• MATERIAL SUPPLIED:
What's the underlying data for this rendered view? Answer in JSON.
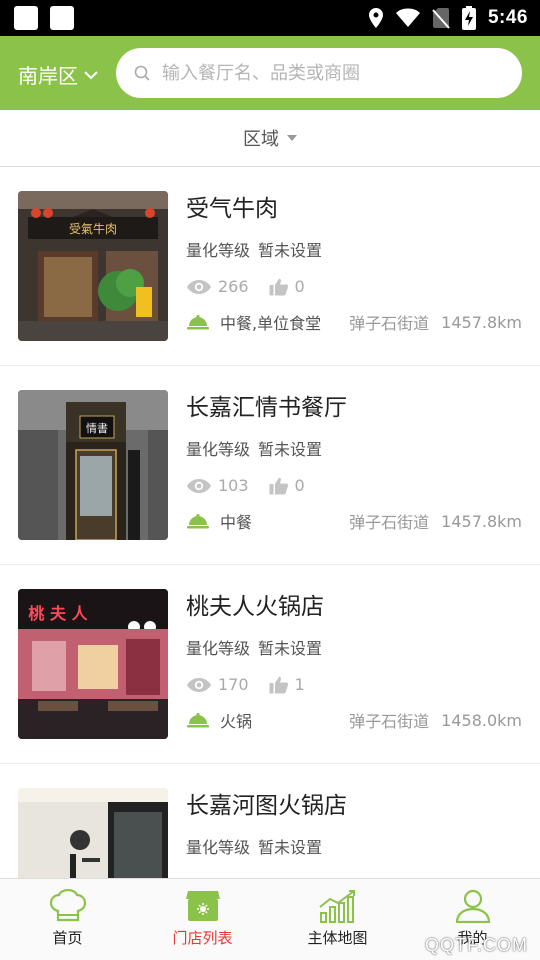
{
  "status_bar": {
    "time": "5:46"
  },
  "header": {
    "district": "南岸区",
    "search_placeholder": "输入餐厅名、品类或商圈"
  },
  "filter": {
    "region_label": "区域"
  },
  "restaurants": [
    {
      "name": "受气牛肉",
      "level_label": "量化等级",
      "level_value": "暂未设置",
      "views": "266",
      "likes": "0",
      "category": "中餐,单位食堂",
      "street": "弹子石街道",
      "distance": "1457.8km"
    },
    {
      "name": "长嘉汇情书餐厅",
      "level_label": "量化等级",
      "level_value": "暂未设置",
      "views": "103",
      "likes": "0",
      "category": "中餐",
      "street": "弹子石街道",
      "distance": "1457.8km"
    },
    {
      "name": "桃夫人火锅店",
      "level_label": "量化等级",
      "level_value": "暂未设置",
      "views": "170",
      "likes": "1",
      "category": "火锅",
      "street": "弹子石街道",
      "distance": "1458.0km"
    },
    {
      "name": "长嘉河图火锅店",
      "level_label": "量化等级",
      "level_value": "暂未设置",
      "views": "",
      "likes": "",
      "category": "",
      "street": "",
      "distance": ""
    }
  ],
  "photo_signs": [
    "受氣牛肉",
    "情書",
    "桃 夫 人"
  ],
  "bottom_nav": {
    "tabs": [
      {
        "label": "首页",
        "icon": "chef-hat-icon"
      },
      {
        "label": "门店列表",
        "icon": "store-icon"
      },
      {
        "label": "主体地图",
        "icon": "bar-chart-icon"
      },
      {
        "label": "我的",
        "icon": "user-icon"
      }
    ],
    "active_index": 1
  },
  "watermark": "QQTF.COM",
  "colors": {
    "brand_green": "#8bc34a",
    "active_red": "#e53935",
    "icon_green": "#8bc34a"
  }
}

• OBJECTIVE:
Transcribe each line above verbatim, with the pictures left out.

• THE COMPLETED TASK:
What's the underlying data for this rendered view? Answer in JSON.
{
  "status_bar": {
    "time": "5:46"
  },
  "header": {
    "district": "南岸区",
    "search_placeholder": "输入餐厅名、品类或商圈"
  },
  "filter": {
    "region_label": "区域"
  },
  "restaurants": [
    {
      "name": "受气牛肉",
      "level_label": "量化等级",
      "level_value": "暂未设置",
      "views": "266",
      "likes": "0",
      "category": "中餐,单位食堂",
      "street": "弹子石街道",
      "distance": "1457.8km"
    },
    {
      "name": "长嘉汇情书餐厅",
      "level_label": "量化等级",
      "level_value": "暂未设置",
      "views": "103",
      "likes": "0",
      "category": "中餐",
      "street": "弹子石街道",
      "distance": "1457.8km"
    },
    {
      "name": "桃夫人火锅店",
      "level_label": "量化等级",
      "level_value": "暂未设置",
      "views": "170",
      "likes": "1",
      "category": "火锅",
      "street": "弹子石街道",
      "distance": "1458.0km"
    },
    {
      "name": "长嘉河图火锅店",
      "level_label": "量化等级",
      "level_value": "暂未设置",
      "views": "",
      "likes": "",
      "category": "",
      "street": "",
      "distance": ""
    }
  ],
  "photo_signs": [
    "受氣牛肉",
    "情書",
    "桃 夫 人"
  ],
  "bottom_nav": {
    "tabs": [
      {
        "label": "首页",
        "icon": "chef-hat-icon"
      },
      {
        "label": "门店列表",
        "icon": "store-icon"
      },
      {
        "label": "主体地图",
        "icon": "bar-chart-icon"
      },
      {
        "label": "我的",
        "icon": "user-icon"
      }
    ],
    "active_index": 1
  },
  "watermark": "QQTF.COM",
  "colors": {
    "brand_green": "#8bc34a",
    "active_red": "#e53935",
    "icon_green": "#8bc34a"
  }
}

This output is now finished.